> _Exercise objective_:
Repeat the whole of the data, keeping every detail the same.

[Records]
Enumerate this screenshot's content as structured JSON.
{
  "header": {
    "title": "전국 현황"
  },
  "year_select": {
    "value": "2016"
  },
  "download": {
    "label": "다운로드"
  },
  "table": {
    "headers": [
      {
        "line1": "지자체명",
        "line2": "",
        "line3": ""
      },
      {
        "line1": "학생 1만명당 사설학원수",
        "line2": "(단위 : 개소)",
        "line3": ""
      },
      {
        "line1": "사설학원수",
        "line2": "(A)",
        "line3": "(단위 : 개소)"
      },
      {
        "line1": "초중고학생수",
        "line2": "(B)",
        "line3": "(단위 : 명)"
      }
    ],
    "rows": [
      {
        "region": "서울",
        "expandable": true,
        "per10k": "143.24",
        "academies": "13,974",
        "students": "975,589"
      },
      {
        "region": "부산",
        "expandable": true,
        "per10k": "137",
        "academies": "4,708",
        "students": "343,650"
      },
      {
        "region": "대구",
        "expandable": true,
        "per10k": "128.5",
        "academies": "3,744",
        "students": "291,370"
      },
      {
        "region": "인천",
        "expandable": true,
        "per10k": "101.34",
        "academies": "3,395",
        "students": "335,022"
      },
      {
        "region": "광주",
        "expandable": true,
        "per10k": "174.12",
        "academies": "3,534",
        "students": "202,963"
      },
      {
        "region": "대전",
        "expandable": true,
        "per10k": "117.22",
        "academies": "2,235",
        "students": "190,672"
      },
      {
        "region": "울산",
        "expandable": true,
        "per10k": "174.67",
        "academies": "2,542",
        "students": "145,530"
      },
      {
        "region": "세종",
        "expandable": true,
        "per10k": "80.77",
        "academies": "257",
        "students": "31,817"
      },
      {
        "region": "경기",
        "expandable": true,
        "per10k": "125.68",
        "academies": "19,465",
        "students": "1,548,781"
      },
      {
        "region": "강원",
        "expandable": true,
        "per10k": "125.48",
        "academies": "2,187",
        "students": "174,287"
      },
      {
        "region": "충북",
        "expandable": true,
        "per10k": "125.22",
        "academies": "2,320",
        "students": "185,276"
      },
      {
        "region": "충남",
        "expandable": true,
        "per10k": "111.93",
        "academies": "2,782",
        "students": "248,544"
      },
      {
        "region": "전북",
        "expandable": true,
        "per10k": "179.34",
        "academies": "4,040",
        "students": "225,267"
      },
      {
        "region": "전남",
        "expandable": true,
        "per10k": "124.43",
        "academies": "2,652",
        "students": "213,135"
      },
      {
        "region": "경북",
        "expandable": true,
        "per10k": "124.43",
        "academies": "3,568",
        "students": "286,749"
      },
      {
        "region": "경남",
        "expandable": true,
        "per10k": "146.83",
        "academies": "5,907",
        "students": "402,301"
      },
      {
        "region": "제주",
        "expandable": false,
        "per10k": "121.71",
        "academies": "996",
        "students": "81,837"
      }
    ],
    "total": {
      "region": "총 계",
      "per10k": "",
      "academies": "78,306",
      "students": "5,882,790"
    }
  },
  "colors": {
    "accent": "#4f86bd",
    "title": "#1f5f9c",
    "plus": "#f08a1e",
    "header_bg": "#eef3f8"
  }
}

> _Exercise output_:
Enumerate this screenshot's content as structured JSON.
{
  "header": {
    "title": "전국 현황"
  },
  "year_select": {
    "value": "2016"
  },
  "download": {
    "label": "다운로드"
  },
  "table": {
    "headers": [
      {
        "line1": "지자체명",
        "line2": "",
        "line3": ""
      },
      {
        "line1": "학생 1만명당 사설학원수",
        "line2": "(단위 : 개소)",
        "line3": ""
      },
      {
        "line1": "사설학원수",
        "line2": "(A)",
        "line3": "(단위 : 개소)"
      },
      {
        "line1": "초중고학생수",
        "line2": "(B)",
        "line3": "(단위 : 명)"
      }
    ],
    "rows": [
      {
        "region": "서울",
        "expandable": true,
        "per10k": "143.24",
        "academies": "13,974",
        "students": "975,589"
      },
      {
        "region": "부산",
        "expandable": true,
        "per10k": "137",
        "academies": "4,708",
        "students": "343,650"
      },
      {
        "region": "대구",
        "expandable": true,
        "per10k": "128.5",
        "academies": "3,744",
        "students": "291,370"
      },
      {
        "region": "인천",
        "expandable": true,
        "per10k": "101.34",
        "academies": "3,395",
        "students": "335,022"
      },
      {
        "region": "광주",
        "expandable": true,
        "per10k": "174.12",
        "academies": "3,534",
        "students": "202,963"
      },
      {
        "region": "대전",
        "expandable": true,
        "per10k": "117.22",
        "academies": "2,235",
        "students": "190,672"
      },
      {
        "region": "울산",
        "expandable": true,
        "per10k": "174.67",
        "academies": "2,542",
        "students": "145,530"
      },
      {
        "region": "세종",
        "expandable": true,
        "per10k": "80.77",
        "academies": "257",
        "students": "31,817"
      },
      {
        "region": "경기",
        "expandable": true,
        "per10k": "125.68",
        "academies": "19,465",
        "students": "1,548,781"
      },
      {
        "region": "강원",
        "expandable": true,
        "per10k": "125.48",
        "academies": "2,187",
        "students": "174,287"
      },
      {
        "region": "충북",
        "expandable": true,
        "per10k": "125.22",
        "academies": "2,320",
        "students": "185,276"
      },
      {
        "region": "충남",
        "expandable": true,
        "per10k": "111.93",
        "academies": "2,782",
        "students": "248,544"
      },
      {
        "region": "전북",
        "expandable": true,
        "per10k": "179.34",
        "academies": "4,040",
        "students": "225,267"
      },
      {
        "region": "전남",
        "expandable": true,
        "per10k": "124.43",
        "academies": "2,652",
        "students": "213,135"
      },
      {
        "region": "경북",
        "expandable": true,
        "per10k": "124.43",
        "academies": "3,568",
        "students": "286,749"
      },
      {
        "region": "경남",
        "expandable": true,
        "per10k": "146.83",
        "academies": "5,907",
        "students": "402,301"
      },
      {
        "region": "제주",
        "expandable": false,
        "per10k": "121.71",
        "academies": "996",
        "students": "81,837"
      }
    ],
    "total": {
      "region": "총 계",
      "per10k": "",
      "academies": "78,306",
      "students": "5,882,790"
    }
  },
  "colors": {
    "accent": "#4f86bd",
    "title": "#1f5f9c",
    "plus": "#f08a1e",
    "header_bg": "#eef3f8"
  }
}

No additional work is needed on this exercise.